◆ TASK INSTRUCTIONS: Each record below should appear again exactly as written.

-- start of INFORMATION SUPPLIED --

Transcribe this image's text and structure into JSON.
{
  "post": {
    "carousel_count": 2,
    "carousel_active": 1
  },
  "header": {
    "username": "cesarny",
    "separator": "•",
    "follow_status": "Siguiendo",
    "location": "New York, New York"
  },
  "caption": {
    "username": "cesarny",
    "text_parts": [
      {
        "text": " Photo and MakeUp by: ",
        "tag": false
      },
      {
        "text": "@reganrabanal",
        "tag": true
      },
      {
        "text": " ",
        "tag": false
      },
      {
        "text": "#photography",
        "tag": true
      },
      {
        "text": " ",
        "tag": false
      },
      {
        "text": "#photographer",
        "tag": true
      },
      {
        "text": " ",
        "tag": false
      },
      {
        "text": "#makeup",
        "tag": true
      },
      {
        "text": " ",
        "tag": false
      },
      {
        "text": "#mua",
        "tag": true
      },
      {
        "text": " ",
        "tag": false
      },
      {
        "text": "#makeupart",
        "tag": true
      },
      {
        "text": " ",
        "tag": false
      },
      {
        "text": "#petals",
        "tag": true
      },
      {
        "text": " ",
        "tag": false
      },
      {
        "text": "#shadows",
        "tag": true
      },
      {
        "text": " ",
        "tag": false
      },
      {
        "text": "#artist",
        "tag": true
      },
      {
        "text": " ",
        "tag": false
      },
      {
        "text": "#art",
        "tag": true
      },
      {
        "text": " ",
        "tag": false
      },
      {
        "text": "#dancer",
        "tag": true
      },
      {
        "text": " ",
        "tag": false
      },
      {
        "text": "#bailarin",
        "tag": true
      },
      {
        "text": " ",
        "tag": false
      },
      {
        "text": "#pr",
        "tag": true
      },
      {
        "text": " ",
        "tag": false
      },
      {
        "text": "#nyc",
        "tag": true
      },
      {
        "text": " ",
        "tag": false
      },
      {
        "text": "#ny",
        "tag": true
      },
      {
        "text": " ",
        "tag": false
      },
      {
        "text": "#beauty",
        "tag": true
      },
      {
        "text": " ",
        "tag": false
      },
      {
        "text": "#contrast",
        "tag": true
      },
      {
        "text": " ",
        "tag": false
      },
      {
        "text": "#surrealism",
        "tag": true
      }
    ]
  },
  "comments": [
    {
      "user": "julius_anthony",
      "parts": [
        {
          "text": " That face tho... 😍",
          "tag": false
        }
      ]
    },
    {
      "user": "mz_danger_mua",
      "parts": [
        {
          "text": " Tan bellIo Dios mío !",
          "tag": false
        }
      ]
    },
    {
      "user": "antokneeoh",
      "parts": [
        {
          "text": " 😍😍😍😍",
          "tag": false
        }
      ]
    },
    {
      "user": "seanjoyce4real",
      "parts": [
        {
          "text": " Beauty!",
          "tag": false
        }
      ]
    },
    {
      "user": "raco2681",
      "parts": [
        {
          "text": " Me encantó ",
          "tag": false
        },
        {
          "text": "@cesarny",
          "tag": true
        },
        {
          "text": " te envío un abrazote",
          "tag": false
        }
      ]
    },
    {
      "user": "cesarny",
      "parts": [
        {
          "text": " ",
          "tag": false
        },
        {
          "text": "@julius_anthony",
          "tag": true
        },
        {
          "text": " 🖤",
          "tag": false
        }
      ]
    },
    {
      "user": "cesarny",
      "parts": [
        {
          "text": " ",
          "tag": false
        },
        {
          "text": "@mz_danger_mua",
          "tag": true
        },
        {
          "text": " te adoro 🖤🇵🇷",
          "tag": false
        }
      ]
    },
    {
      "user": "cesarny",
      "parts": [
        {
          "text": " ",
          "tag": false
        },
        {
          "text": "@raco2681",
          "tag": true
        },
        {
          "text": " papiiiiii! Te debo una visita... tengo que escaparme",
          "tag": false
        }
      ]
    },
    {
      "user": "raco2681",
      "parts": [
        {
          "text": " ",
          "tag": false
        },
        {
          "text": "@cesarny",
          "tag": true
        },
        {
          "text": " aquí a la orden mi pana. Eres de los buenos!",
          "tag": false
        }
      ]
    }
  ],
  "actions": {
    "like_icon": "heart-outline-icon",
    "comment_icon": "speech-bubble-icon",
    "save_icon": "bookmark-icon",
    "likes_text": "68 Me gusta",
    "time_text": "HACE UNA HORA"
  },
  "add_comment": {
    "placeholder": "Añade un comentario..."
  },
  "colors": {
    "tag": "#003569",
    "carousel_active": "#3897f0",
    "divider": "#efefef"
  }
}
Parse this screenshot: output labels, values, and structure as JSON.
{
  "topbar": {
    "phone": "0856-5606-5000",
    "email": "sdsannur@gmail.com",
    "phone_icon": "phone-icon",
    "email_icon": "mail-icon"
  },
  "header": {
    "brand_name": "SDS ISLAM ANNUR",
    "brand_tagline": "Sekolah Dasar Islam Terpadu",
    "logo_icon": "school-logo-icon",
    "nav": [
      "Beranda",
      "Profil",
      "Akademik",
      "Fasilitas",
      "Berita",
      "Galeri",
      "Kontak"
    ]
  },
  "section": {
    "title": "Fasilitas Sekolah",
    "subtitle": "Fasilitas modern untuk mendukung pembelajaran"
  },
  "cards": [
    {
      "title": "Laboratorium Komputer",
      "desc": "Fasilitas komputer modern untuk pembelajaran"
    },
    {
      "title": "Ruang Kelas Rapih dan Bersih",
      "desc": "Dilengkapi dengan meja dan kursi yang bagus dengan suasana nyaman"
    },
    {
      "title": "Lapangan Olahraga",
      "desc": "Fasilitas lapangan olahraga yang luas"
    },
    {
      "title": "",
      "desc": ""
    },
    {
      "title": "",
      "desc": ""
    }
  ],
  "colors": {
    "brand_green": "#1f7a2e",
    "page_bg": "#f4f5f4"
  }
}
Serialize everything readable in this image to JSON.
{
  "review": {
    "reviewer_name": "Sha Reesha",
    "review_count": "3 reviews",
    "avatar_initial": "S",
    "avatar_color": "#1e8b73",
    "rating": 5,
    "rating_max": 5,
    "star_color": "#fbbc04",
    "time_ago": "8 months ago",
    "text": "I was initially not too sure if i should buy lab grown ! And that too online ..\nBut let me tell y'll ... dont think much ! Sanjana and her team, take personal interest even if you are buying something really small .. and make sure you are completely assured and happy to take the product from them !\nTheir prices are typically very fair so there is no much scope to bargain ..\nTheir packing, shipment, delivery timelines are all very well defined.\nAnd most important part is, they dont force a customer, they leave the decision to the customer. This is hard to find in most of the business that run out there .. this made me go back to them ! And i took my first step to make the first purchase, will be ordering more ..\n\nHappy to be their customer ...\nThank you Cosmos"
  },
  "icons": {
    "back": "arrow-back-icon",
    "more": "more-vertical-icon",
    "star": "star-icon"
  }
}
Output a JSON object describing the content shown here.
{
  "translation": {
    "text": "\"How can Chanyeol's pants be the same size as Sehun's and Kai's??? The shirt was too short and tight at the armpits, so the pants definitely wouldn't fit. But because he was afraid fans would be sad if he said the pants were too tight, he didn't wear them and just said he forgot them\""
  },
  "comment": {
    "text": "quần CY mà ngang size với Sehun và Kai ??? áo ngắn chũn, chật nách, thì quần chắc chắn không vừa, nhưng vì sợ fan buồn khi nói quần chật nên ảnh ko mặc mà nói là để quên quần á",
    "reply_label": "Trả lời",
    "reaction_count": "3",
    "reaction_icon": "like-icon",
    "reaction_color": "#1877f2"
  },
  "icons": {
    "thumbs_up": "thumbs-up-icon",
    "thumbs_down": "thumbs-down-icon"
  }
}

-- end of INFORMATION SUPPLIED --

◆ TASK RESPONSE:
Transcribe this image's text and structure into JSON.
{
  "post": {
    "carousel_count": 2,
    "carousel_active": 1
  },
  "header": {
    "username": "cesarny",
    "separator": "•",
    "follow_status": "Siguiendo",
    "location": "New York, New York"
  },
  "caption": {
    "username": "cesarny",
    "text_parts": [
      {
        "text": " Photo and MakeUp by: ",
        "tag": false
      },
      {
        "text": "@reganrabanal",
        "tag": true
      },
      {
        "text": " ",
        "tag": false
      },
      {
        "text": "#photography",
        "tag": true
      },
      {
        "text": " ",
        "tag": false
      },
      {
        "text": "#photographer",
        "tag": true
      },
      {
        "text": " ",
        "tag": false
      },
      {
        "text": "#makeup",
        "tag": true
      },
      {
        "text": " ",
        "tag": false
      },
      {
        "text": "#mua",
        "tag": true
      },
      {
        "text": " ",
        "tag": false
      },
      {
        "text": "#makeupart",
        "tag": true
      },
      {
        "text": " ",
        "tag": false
      },
      {
        "text": "#petals",
        "tag": true
      },
      {
        "text": " ",
        "tag": false
      },
      {
        "text": "#shadows",
        "tag": true
      },
      {
        "text": " ",
        "tag": false
      },
      {
        "text": "#artist",
        "tag": true
      },
      {
        "text": " ",
        "tag": false
      },
      {
        "text": "#art",
        "tag": true
      },
      {
        "text": " ",
        "tag": false
      },
      {
        "text": "#dancer",
        "tag": true
      },
      {
        "text": " ",
        "tag": false
      },
      {
        "text": "#bailarin",
        "tag": true
      },
      {
        "text": " ",
        "tag": false
      },
      {
        "text": "#pr",
        "tag": true
      },
      {
        "text": " ",
        "tag": false
      },
      {
        "text": "#nyc",
        "tag": true
      },
      {
        "text": " ",
        "tag": false
      },
      {
        "text": "#ny",
        "tag": true
      },
      {
        "text": " ",
        "tag": false
      },
      {
        "text": "#beauty",
        "tag": true
      },
      {
        "text": " ",
        "tag": false
      },
      {
        "text": "#contrast",
        "tag": true
      },
      {
        "text": " ",
        "tag": false
      },
      {
        "text": "#surrealism",
        "tag": true
      }
    ]
  },
  "comments": [
    {
      "user": "julius_anthony",
      "parts": [
        {
          "text": " That face tho... 😍",
          "tag": false
        }
      ]
    },
    {
      "user": "mz_danger_mua",
      "parts": [
        {
          "text": " Tan bellIo Dios mío !",
          "tag": false
        }
      ]
    },
    {
      "user": "antokneeoh",
      "parts": [
        {
          "text": " 😍😍😍😍",
          "tag": false
        }
      ]
    },
    {
      "user": "seanjoyce4real",
      "parts": [
        {
          "text": " Beauty!",
          "tag": false
        }
      ]
    },
    {
      "user": "raco2681",
      "parts": [
        {
          "text": " Me encantó ",
          "tag": false
        },
        {
          "text": "@cesarny",
          "tag": true
        },
        {
          "text": " te envío un abrazote",
          "tag": false
        }
      ]
    },
    {
      "user": "cesarny",
      "parts": [
        {
          "text": " ",
          "tag": false
        },
        {
          "text": "@julius_anthony",
          "tag": true
        },
        {
          "text": " 🖤",
          "tag": false
        }
      ]
    },
    {
      "user": "cesarny",
      "parts": [
        {
          "text": " ",
          "tag": false
        },
        {
          "text": "@mz_danger_mua",
          "tag": true
        },
        {
          "text": " te adoro 🖤🇵🇷",
          "tag": false
        }
      ]
    },
    {
      "user": "cesarny",
      "parts": [
        {
          "text": " ",
          "tag": false
        },
        {
          "text": "@raco2681",
          "tag": true
        },
        {
          "text": " papiiiiii! Te debo una visita... tengo que escaparme",
          "tag": false
        }
      ]
    },
    {
      "user": "raco2681",
      "parts": [
        {
          "text": " ",
          "tag": false
        },
        {
          "text": "@cesarny",
          "tag": true
        },
        {
          "text": " aquí a la orden mi pana. Eres de los buenos!",
          "tag": false
        }
      ]
    }
  ],
  "actions": {
    "like_icon": "heart-outline-icon",
    "comment_icon": "speech-bubble-icon",
    "save_icon": "bookmark-icon",
    "likes_text": "68 Me gusta",
    "time_text": "HACE UNA HORA"
  },
  "add_comment": {
    "placeholder": "Añade un comentario..."
  },
  "colors": {
    "tag": "#003569",
    "carousel_active": "#3897f0",
    "divider": "#efefef"
  }
}
Parse this screenshot: output labels, values, and structure as JSON.
{
  "topbar": {
    "phone": "0856-5606-5000",
    "email": "sdsannur@gmail.com",
    "phone_icon": "phone-icon",
    "email_icon": "mail-icon"
  },
  "header": {
    "brand_name": "SDS ISLAM ANNUR",
    "brand_tagline": "Sekolah Dasar Islam Terpadu",
    "logo_icon": "school-logo-icon",
    "nav": [
      "Beranda",
      "Profil",
      "Akademik",
      "Fasilitas",
      "Berita",
      "Galeri",
      "Kontak"
    ]
  },
  "section": {
    "title": "Fasilitas Sekolah",
    "subtitle": "Fasilitas modern untuk mendukung pembelajaran"
  },
  "cards": [
    {
      "title": "Laboratorium Komputer",
      "desc": "Fasilitas komputer modern untuk pembelajaran"
    },
    {
      "title": "Ruang Kelas Rapih dan Bersih",
      "desc": "Dilengkapi dengan meja dan kursi yang bagus dengan suasana nyaman"
    },
    {
      "title": "Lapangan Olahraga",
      "desc": "Fasilitas lapangan olahraga yang luas"
    },
    {
      "title": "",
      "desc": ""
    },
    {
      "title": "",
      "desc": ""
    }
  ],
  "colors": {
    "brand_green": "#1f7a2e",
    "page_bg": "#f4f5f4"
  }
}
Serialize everything readable in this image to JSON.
{
  "review": {
    "reviewer_name": "Sha Reesha",
    "review_count": "3 reviews",
    "avatar_initial": "S",
    "avatar_color": "#1e8b73",
    "rating": 5,
    "rating_max": 5,
    "star_color": "#fbbc04",
    "time_ago": "8 months ago",
    "text": "I was initially not too sure if i should buy lab grown ! And that too online ..\nBut let me tell y'll ... dont think much ! Sanjana and her team, take personal interest even if you are buying something really small .. and make sure you are completely assured and happy to take the product from them !\nTheir prices are typically very fair so there is no much scope to bargain ..\nTheir packing, shipment, delivery timelines are all very well defined.\nAnd most important part is, they dont force a customer, they leave the decision to the customer. This is hard to find in most of the business that run out there .. this made me go back to them ! And i took my first step to make the first purchase, will be ordering more ..\n\nHappy to be their customer ...\nThank you Cosmos"
  },
  "icons": {
    "back": "arrow-back-icon",
    "more": "more-vertical-icon",
    "star": "star-icon"
  }
}
Output a JSON object describing the content shown here.
{
  "translation": {
    "text": "\"How can Chanyeol's pants be the same size as Sehun's and Kai's??? The shirt was too short and tight at the armpits, so the pants definitely wouldn't fit. But because he was afraid fans would be sad if he said the pants were too tight, he didn't wear them and just said he forgot them\""
  },
  "comment": {
    "text": "quần CY mà ngang size với Sehun và Kai ??? áo ngắn chũn, chật nách, thì quần chắc chắn không vừa, nhưng vì sợ fan buồn khi nói quần chật nên ảnh ko mặc mà nói là để quên quần á",
    "reply_label": "Trả lời",
    "reaction_count": "3",
    "reaction_icon": "like-icon",
    "reaction_color": "#1877f2"
  },
  "icons": {
    "thumbs_up": "thumbs-up-icon",
    "thumbs_down": "thumbs-down-icon"
  }
}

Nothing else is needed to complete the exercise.